### PROBLEM REQUIREMENTS
Put the lines from the start of the records through the line containing "The first opening 64 is at (762, 533)." into a JSON list of strings, one string per line, leaving out blank lines.

Dataset excerpts:
▬▬▬

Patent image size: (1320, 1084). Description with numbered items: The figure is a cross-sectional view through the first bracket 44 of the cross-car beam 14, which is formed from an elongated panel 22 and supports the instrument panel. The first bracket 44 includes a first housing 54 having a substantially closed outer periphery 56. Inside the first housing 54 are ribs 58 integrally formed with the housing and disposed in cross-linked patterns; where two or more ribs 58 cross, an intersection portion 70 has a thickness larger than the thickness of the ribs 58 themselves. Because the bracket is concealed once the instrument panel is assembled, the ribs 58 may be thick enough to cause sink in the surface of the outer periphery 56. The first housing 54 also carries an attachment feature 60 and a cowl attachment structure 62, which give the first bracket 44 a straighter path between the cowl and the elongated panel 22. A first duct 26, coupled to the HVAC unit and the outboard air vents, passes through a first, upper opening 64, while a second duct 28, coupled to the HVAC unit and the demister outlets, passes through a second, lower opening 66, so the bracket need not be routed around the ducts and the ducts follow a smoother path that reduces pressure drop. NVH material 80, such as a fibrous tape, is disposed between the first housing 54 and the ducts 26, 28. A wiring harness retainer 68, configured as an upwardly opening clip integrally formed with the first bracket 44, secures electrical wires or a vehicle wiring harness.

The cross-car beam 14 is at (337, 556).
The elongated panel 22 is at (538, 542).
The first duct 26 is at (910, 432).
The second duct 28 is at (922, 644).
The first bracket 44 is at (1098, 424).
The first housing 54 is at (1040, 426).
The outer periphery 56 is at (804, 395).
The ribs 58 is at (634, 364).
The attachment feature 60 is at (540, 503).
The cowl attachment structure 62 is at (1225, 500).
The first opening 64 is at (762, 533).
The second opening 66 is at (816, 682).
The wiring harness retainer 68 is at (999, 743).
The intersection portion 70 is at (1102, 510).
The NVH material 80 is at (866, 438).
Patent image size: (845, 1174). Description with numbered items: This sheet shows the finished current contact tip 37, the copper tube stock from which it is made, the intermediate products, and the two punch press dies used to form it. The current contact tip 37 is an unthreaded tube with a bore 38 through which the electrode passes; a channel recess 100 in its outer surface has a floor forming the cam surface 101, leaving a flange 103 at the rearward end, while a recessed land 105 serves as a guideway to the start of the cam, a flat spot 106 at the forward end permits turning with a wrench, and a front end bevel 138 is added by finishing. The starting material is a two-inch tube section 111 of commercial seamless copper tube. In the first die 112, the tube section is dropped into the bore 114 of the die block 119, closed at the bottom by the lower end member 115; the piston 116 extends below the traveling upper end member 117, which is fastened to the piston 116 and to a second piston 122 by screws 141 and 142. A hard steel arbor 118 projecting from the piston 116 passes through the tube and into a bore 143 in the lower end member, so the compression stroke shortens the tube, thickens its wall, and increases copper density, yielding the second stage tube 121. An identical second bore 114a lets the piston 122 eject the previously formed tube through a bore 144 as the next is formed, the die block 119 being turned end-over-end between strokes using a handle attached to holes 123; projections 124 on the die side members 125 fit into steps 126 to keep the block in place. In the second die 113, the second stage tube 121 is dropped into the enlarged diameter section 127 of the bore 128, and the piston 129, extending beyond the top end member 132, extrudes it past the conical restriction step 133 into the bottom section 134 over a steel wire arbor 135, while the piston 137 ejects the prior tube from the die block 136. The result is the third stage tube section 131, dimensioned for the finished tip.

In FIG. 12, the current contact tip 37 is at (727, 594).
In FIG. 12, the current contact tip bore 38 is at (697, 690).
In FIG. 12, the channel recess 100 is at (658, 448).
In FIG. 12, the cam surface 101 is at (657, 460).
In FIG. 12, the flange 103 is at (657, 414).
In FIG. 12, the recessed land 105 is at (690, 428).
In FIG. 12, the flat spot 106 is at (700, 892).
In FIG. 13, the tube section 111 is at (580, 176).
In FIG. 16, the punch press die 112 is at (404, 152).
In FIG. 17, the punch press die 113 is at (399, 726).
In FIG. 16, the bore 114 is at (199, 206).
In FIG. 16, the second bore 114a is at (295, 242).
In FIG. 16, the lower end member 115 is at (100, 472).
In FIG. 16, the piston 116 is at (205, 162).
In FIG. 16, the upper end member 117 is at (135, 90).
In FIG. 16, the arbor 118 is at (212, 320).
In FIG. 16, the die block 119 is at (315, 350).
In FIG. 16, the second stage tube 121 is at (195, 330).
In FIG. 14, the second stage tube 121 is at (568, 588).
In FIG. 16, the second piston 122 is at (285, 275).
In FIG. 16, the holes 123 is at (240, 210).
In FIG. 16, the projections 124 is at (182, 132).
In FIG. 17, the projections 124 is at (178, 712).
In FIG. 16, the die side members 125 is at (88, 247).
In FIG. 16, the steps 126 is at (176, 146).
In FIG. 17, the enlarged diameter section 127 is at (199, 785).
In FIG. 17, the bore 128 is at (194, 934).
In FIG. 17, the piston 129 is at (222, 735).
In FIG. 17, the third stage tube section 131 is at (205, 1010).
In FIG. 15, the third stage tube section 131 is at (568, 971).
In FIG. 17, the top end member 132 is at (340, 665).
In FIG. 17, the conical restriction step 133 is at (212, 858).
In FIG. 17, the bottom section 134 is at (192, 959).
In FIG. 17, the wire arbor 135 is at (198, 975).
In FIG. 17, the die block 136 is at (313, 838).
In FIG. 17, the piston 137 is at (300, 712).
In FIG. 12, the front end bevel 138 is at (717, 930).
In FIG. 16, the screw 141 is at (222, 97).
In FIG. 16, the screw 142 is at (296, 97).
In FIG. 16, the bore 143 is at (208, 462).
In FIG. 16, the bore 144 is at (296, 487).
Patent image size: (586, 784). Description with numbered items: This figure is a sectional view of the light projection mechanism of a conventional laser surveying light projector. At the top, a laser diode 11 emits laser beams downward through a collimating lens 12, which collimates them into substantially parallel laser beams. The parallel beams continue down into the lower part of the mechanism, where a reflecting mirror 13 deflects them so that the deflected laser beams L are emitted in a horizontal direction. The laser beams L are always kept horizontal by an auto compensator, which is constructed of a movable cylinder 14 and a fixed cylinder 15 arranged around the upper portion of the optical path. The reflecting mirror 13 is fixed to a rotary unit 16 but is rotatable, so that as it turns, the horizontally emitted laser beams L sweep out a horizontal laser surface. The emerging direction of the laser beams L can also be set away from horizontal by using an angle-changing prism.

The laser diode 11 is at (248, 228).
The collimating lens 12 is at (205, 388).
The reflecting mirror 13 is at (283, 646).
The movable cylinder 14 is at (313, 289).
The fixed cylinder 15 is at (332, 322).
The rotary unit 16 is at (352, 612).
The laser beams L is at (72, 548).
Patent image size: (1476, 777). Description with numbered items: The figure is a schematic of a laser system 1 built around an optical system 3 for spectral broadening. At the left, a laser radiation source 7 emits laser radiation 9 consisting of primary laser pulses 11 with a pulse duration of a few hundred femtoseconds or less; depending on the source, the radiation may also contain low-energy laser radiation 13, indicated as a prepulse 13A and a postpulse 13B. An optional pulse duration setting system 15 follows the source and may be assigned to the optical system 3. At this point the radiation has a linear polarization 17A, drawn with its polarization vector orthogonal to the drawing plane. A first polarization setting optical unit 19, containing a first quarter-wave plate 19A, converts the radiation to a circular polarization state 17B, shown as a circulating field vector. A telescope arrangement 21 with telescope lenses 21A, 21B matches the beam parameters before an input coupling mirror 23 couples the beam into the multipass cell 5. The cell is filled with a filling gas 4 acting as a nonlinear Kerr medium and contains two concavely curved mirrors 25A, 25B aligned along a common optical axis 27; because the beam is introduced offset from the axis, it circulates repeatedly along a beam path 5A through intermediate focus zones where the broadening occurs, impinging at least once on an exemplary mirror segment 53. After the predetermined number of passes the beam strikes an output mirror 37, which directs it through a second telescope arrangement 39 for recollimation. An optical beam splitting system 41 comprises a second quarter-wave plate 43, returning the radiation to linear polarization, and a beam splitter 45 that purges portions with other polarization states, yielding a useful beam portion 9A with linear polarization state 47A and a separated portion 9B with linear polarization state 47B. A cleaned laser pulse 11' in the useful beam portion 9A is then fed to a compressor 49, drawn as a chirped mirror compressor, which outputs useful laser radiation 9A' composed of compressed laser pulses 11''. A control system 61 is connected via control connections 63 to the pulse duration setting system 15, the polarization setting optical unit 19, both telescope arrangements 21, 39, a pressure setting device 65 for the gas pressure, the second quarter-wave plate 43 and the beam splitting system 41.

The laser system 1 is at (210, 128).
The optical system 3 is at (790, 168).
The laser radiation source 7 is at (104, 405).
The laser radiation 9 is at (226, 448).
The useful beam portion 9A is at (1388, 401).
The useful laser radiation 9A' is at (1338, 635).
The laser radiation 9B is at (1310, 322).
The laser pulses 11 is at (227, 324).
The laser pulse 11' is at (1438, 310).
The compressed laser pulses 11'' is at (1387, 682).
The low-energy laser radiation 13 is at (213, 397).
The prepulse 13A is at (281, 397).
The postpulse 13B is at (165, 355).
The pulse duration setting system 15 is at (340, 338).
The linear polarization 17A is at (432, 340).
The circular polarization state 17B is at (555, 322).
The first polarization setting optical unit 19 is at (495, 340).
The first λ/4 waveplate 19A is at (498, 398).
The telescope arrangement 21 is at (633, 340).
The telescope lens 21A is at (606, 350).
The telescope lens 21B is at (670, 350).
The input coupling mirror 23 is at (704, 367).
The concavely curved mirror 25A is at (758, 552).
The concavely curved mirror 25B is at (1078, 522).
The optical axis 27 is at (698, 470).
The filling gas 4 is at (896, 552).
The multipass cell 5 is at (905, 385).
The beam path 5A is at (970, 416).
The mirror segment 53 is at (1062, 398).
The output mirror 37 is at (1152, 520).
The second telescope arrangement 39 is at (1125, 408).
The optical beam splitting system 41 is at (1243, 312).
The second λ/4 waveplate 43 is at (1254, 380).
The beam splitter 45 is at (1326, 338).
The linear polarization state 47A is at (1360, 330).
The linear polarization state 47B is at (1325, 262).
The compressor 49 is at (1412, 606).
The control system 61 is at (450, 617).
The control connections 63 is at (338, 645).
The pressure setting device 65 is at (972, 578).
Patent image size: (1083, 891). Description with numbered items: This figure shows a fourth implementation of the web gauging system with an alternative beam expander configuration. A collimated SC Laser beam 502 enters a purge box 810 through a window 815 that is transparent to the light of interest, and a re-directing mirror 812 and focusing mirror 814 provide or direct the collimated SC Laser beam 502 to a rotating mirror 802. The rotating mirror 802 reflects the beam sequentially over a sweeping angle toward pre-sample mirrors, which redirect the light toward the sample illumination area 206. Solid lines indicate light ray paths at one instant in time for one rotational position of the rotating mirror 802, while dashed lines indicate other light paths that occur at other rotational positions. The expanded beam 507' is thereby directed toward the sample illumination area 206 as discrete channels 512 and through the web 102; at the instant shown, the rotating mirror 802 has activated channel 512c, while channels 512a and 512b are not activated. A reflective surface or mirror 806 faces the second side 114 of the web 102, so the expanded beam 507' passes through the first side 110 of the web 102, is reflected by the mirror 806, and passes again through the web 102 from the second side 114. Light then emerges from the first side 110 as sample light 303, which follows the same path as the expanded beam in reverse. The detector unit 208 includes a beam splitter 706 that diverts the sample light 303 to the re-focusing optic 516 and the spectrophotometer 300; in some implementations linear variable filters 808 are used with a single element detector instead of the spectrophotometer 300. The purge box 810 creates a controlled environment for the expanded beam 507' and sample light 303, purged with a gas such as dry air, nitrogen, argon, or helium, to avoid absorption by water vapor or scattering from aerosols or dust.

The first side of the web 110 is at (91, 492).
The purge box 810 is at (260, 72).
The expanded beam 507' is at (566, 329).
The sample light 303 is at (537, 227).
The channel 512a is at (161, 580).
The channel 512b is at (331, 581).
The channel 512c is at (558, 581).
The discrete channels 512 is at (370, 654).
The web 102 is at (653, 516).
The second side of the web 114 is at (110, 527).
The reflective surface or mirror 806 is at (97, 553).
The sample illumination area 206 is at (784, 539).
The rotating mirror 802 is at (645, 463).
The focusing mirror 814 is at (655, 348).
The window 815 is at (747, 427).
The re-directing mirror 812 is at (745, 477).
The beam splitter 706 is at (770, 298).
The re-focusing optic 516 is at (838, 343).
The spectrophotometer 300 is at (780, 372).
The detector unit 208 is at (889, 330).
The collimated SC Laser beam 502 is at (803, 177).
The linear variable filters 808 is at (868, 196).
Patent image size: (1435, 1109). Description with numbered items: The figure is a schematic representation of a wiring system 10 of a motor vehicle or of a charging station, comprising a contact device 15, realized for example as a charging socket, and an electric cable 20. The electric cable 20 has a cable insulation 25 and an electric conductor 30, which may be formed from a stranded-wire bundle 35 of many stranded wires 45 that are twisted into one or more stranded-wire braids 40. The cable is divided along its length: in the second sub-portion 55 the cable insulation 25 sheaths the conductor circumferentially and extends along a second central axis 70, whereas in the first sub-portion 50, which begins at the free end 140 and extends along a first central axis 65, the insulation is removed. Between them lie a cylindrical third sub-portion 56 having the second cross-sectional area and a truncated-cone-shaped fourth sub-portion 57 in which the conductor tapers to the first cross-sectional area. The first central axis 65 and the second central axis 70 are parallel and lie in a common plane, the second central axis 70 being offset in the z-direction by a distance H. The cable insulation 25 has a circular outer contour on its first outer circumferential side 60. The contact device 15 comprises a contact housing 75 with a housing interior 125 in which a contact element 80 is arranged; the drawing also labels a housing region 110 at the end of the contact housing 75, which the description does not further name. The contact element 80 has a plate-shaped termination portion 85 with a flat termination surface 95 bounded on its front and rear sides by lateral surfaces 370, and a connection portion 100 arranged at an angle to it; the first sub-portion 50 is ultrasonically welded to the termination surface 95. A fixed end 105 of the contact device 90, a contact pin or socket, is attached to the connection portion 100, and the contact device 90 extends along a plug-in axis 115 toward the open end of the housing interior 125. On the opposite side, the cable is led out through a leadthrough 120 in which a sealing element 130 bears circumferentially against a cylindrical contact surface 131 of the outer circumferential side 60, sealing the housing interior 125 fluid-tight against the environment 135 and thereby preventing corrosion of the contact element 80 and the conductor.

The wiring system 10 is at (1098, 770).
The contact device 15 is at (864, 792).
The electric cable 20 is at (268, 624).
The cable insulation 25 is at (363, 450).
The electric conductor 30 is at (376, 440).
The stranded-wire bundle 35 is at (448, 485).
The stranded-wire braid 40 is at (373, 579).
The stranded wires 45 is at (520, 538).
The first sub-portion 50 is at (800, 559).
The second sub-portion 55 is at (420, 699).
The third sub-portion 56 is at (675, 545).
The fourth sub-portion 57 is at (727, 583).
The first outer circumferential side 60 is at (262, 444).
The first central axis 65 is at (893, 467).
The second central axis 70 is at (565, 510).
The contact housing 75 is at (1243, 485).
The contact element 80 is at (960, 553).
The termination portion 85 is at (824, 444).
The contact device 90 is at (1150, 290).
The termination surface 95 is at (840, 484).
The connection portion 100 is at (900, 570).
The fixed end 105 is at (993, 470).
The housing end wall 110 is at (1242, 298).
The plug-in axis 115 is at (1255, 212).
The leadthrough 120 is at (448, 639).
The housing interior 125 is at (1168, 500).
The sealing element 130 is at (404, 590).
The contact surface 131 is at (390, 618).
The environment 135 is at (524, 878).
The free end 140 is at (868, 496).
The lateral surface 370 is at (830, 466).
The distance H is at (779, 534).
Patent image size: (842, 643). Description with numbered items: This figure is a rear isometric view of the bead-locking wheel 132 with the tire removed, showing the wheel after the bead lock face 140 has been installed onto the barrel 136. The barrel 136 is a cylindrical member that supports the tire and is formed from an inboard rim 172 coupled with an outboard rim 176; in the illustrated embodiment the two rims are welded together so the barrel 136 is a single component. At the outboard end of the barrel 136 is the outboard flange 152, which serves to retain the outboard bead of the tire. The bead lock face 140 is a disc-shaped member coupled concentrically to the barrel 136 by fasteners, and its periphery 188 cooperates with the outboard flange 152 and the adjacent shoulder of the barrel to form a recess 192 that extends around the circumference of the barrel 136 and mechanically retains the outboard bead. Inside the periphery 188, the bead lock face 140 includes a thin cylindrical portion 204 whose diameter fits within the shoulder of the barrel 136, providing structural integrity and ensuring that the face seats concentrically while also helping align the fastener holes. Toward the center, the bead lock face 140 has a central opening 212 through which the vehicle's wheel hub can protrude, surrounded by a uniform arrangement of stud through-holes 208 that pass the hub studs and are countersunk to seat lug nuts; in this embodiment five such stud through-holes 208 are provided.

▬▬▬

### WRITTEN SOLUTION
[
  "Patent image size: (1320, 1084). Description with numbered items: The figure is a cross-sectional view through the first bracket 44 of the cross-car beam 14, which is formed from an elongated panel 22 and supports the instrument panel. The first bracket 44 includes a first housing 54 having a substantially closed outer periphery 56. Inside the first housing 54 are ribs 58 integrally formed with the housing and disposed in cross-linked patterns; where two or more ribs 58 cross, an intersection portion 70 has a thickness larger than the thickness of the ribs 58 themselves. Because the bracket is concealed once the instrument panel is assembled, the ribs 58 may be thick enough to cause sink in the surface of the outer periphery 56. The first housing 54 also carries an attachment feature 60 and a cowl attachment structure 62, which give the first bracket 44 a straighter path between the cowl and the elongated panel 22. A first duct 26, coupled to the HVAC unit and the outboard air vents, passes through a first, upper opening 64, while a second duct 28, coupled to the HVAC unit and the demister outlets, passes through a second, lower opening 66, so the bracket need not be routed around the ducts and the ducts follow a smoother path that reduces pressure drop. NVH material 80, such as a fibrous tape, is disposed between the first housing 54 and the ducts 26, 28. A wiring harness retainer 68, configured as an upwardly opening clip integrally formed with the first bracket 44, secures electrical wires or a vehicle wiring harness.",
  "The cross-car beam 14 is at (337, 556).",
  "The elongated panel 22 is at (538, 542).",
  "The first duct 26 is at (910, 432).",
  "The second duct 28 is at (922, 644).",
  "The first bracket 44 is at (1098, 424).",
  "The first housing 54 is at (1040, 426).",
  "The outer periphery 56 is at (804, 395).",
  "The ribs 58 is at (634, 364).",
  "The attachment feature 60 is at (540, 503).",
  "The cowl attachment structure 62 is at (1225, 500).",
  "The first opening 64 is at (762, 533)."
]